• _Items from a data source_
###
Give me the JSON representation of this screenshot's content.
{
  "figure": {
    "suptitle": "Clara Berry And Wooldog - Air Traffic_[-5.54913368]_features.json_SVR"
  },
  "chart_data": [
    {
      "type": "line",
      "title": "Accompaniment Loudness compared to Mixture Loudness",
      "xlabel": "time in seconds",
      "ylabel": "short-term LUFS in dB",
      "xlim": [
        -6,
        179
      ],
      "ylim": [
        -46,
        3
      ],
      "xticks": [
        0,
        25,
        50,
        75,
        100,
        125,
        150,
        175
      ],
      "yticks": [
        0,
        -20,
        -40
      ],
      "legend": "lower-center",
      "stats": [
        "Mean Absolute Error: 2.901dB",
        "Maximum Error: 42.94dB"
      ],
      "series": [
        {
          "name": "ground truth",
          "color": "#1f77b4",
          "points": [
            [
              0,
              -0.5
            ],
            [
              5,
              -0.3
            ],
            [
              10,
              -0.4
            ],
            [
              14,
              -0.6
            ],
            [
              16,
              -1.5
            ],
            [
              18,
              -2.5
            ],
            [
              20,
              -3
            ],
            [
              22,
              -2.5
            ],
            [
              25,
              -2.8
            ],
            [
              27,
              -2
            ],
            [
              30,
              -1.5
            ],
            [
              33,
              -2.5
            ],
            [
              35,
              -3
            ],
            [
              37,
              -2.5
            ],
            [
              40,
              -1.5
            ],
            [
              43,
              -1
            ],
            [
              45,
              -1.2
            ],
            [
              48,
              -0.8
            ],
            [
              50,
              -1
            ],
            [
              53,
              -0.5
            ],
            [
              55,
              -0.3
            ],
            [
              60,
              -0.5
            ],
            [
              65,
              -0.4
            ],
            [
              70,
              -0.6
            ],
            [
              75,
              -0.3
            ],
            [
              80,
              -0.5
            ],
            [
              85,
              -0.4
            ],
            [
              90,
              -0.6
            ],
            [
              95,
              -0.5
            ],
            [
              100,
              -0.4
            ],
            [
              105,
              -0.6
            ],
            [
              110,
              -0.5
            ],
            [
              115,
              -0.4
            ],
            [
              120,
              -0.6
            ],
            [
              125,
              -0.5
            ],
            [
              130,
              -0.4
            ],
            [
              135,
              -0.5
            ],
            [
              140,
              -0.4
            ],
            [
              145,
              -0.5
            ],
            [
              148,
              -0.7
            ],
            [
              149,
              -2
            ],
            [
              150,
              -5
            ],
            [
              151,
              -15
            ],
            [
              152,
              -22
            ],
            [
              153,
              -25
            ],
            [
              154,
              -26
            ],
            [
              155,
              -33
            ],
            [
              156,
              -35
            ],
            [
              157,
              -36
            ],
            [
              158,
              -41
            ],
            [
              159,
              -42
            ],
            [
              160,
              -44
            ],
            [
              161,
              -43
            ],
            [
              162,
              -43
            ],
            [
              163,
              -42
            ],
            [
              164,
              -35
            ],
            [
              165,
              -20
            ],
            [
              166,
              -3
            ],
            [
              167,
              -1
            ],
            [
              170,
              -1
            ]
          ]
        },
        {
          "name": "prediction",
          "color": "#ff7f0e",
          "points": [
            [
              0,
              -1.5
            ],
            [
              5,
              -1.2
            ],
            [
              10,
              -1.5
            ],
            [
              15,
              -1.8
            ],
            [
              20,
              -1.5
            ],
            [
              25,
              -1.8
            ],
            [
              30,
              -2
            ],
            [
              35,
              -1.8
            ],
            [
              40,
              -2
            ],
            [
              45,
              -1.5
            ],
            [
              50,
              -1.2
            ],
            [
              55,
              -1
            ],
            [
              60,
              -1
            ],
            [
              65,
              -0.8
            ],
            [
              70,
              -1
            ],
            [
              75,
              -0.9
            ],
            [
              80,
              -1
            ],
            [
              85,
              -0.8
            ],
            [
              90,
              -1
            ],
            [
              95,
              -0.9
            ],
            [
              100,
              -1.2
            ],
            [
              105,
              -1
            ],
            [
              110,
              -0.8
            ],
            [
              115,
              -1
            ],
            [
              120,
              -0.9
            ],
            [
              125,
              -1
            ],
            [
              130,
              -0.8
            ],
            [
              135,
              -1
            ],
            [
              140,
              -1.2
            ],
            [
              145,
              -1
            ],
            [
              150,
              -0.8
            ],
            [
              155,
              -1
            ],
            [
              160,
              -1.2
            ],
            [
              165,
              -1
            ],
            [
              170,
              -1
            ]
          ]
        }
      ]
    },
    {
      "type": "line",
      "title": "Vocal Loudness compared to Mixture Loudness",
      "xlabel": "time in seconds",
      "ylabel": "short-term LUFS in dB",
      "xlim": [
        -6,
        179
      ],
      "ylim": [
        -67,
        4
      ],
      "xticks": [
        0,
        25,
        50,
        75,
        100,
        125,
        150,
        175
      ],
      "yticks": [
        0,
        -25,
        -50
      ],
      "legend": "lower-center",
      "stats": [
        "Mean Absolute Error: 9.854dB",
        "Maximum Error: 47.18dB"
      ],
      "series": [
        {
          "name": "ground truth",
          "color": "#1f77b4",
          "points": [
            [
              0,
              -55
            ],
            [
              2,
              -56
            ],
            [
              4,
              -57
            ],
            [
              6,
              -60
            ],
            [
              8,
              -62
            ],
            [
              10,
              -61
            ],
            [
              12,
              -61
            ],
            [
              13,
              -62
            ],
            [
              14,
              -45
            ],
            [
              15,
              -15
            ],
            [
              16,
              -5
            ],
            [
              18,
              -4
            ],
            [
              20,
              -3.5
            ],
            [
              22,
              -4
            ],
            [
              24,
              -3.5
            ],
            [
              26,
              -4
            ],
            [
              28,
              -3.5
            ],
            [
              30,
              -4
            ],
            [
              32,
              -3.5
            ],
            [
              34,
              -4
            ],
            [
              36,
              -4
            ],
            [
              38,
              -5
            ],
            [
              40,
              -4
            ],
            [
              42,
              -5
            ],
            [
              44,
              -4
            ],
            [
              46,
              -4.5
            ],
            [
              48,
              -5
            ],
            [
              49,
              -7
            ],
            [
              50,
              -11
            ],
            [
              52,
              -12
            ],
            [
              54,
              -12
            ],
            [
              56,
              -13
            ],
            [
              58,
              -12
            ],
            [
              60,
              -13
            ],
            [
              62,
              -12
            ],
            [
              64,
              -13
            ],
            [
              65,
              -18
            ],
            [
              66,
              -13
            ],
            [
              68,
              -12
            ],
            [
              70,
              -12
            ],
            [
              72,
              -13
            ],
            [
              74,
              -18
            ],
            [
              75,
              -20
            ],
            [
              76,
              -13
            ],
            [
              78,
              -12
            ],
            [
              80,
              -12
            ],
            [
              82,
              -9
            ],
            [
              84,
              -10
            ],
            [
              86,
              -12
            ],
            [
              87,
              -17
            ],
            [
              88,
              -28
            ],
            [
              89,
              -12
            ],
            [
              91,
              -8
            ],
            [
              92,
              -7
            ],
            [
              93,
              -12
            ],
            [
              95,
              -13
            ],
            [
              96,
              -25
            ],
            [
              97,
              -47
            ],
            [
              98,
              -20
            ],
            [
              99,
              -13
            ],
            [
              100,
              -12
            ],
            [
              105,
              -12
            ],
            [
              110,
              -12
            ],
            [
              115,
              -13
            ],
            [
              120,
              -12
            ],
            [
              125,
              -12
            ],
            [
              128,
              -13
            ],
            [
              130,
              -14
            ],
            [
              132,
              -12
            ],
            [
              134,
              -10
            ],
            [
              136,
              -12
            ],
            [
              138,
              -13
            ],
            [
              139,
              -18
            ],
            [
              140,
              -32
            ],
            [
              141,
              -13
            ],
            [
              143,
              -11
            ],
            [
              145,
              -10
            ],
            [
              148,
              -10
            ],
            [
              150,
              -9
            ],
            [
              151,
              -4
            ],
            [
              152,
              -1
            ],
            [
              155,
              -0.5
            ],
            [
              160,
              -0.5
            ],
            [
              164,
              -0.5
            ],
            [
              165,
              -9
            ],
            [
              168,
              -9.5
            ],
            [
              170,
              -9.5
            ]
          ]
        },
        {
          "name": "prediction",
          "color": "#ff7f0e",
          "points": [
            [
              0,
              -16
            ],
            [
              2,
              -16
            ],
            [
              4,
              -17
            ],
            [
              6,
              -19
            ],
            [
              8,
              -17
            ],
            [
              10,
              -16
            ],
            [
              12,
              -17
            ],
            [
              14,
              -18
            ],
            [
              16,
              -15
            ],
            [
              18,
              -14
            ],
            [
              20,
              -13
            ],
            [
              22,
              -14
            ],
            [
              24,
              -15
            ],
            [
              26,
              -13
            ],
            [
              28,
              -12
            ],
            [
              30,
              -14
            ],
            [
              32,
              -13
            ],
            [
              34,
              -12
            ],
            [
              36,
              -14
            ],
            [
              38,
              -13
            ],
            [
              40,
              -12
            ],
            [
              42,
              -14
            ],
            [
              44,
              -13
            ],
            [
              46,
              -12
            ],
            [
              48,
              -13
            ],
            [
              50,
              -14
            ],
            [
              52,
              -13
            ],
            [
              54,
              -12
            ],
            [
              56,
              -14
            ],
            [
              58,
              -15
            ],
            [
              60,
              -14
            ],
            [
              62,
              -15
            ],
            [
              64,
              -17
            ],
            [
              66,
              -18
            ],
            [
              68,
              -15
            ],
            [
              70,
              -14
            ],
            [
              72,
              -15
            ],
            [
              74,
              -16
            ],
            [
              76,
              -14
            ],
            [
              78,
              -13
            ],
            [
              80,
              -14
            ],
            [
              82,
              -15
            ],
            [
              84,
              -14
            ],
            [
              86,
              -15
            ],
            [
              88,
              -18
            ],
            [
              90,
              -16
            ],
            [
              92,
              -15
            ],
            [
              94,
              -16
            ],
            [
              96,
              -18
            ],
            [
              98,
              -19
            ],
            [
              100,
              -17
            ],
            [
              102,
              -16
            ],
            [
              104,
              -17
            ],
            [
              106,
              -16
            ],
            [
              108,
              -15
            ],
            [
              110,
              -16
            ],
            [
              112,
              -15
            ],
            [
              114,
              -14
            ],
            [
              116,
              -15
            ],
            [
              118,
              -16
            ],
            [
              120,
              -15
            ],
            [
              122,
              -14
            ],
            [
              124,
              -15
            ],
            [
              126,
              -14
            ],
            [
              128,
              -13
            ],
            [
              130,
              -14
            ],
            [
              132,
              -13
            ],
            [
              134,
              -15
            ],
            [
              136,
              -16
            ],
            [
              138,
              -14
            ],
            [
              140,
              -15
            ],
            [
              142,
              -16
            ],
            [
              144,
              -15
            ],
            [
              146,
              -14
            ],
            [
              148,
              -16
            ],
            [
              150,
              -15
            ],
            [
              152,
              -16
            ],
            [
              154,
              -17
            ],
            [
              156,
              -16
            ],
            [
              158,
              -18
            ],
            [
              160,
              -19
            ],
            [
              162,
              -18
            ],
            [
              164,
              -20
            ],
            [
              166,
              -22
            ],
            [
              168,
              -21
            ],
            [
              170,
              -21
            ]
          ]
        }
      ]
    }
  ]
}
###
• _PROBLEM TO SOLVE_
Pick every line with "Error" in it and copy it.

• _RESULT FOR THIS TASK_
        "Mean Absolute Error: 2.901dB",
        "Maximum Error: 42.94dB"
        "Mean Absolute Error: 9.854dB",
        "Maximum Error: 47.18dB"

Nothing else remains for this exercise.